**WHAT YOU HAVE TO DO:** Present the following entries again, word for word and in full.

**DATA PROVIDED:**
## begin

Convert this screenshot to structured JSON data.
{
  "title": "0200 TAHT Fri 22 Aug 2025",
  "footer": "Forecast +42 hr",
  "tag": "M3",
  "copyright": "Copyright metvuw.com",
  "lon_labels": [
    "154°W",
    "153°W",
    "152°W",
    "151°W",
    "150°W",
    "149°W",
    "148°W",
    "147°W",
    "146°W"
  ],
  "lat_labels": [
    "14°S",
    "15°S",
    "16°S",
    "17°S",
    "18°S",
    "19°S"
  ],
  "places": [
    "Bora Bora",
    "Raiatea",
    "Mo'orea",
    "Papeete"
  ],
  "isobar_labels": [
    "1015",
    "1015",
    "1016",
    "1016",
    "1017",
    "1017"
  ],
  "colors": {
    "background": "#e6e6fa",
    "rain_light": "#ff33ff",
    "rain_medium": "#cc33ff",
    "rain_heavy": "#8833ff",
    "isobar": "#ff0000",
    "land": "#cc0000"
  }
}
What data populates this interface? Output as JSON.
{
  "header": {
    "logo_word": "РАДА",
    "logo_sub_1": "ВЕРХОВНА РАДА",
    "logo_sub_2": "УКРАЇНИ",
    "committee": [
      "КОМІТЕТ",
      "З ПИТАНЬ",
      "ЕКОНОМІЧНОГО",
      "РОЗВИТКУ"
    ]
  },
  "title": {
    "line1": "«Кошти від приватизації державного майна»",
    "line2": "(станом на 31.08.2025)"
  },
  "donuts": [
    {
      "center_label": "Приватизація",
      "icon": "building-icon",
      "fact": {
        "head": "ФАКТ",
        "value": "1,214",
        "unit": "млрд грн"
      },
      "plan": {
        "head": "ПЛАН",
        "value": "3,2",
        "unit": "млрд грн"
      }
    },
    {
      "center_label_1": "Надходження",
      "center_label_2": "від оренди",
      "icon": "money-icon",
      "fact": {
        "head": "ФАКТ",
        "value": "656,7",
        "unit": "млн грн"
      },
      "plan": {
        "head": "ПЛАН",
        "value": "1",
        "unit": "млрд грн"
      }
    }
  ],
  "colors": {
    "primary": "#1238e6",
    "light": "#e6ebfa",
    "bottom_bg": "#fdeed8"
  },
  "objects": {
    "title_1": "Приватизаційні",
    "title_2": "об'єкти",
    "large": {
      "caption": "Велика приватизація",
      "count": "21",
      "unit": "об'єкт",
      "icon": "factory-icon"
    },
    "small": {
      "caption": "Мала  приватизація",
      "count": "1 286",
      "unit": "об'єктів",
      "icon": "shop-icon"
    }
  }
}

## end

**TASK RESPONSE:**
Convert this screenshot to structured JSON data.
{
  "title": "0200 TAHT Fri 22 Aug 2025",
  "footer": "Forecast +42 hr",
  "tag": "M3",
  "copyright": "Copyright metvuw.com",
  "lon_labels": [
    "154°W",
    "153°W",
    "152°W",
    "151°W",
    "150°W",
    "149°W",
    "148°W",
    "147°W",
    "146°W"
  ],
  "lat_labels": [
    "14°S",
    "15°S",
    "16°S",
    "17°S",
    "18°S",
    "19°S"
  ],
  "places": [
    "Bora Bora",
    "Raiatea",
    "Mo'orea",
    "Papeete"
  ],
  "isobar_labels": [
    "1015",
    "1015",
    "1016",
    "1016",
    "1017",
    "1017"
  ],
  "colors": {
    "background": "#e6e6fa",
    "rain_light": "#ff33ff",
    "rain_medium": "#cc33ff",
    "rain_heavy": "#8833ff",
    "isobar": "#ff0000",
    "land": "#cc0000"
  }
}
What data populates this interface? Output as JSON.
{
  "header": {
    "logo_word": "РАДА",
    "logo_sub_1": "ВЕРХОВНА РАДА",
    "logo_sub_2": "УКРАЇНИ",
    "committee": [
      "КОМІТЕТ",
      "З ПИТАНЬ",
      "ЕКОНОМІЧНОГО",
      "РОЗВИТКУ"
    ]
  },
  "title": {
    "line1": "«Кошти від приватизації державного майна»",
    "line2": "(станом на 31.08.2025)"
  },
  "donuts": [
    {
      "center_label": "Приватизація",
      "icon": "building-icon",
      "fact": {
        "head": "ФАКТ",
        "value": "1,214",
        "unit": "млрд грн"
      },
      "plan": {
        "head": "ПЛАН",
        "value": "3,2",
        "unit": "млрд грн"
      }
    },
    {
      "center_label_1": "Надходження",
      "center_label_2": "від оренди",
      "icon": "money-icon",
      "fact": {
        "head": "ФАКТ",
        "value": "656,7",
        "unit": "млн грн"
      },
      "plan": {
        "head": "ПЛАН",
        "value": "1",
        "unit": "млрд грн"
      }
    }
  ],
  "colors": {
    "primary": "#1238e6",
    "light": "#e6ebfa",
    "bottom_bg": "#fdeed8"
  },
  "objects": {
    "title_1": "Приватизаційні",
    "title_2": "об'єкти",
    "large": {
      "caption": "Велика приватизація",
      "count": "21",
      "unit": "об'єкт",
      "icon": "factory-icon"
    },
    "small": {
      "caption": "Мала  приватизація",
      "count": "1 286",
      "unit": "об'єктів",
      "icon": "shop-icon"
    }
  }
}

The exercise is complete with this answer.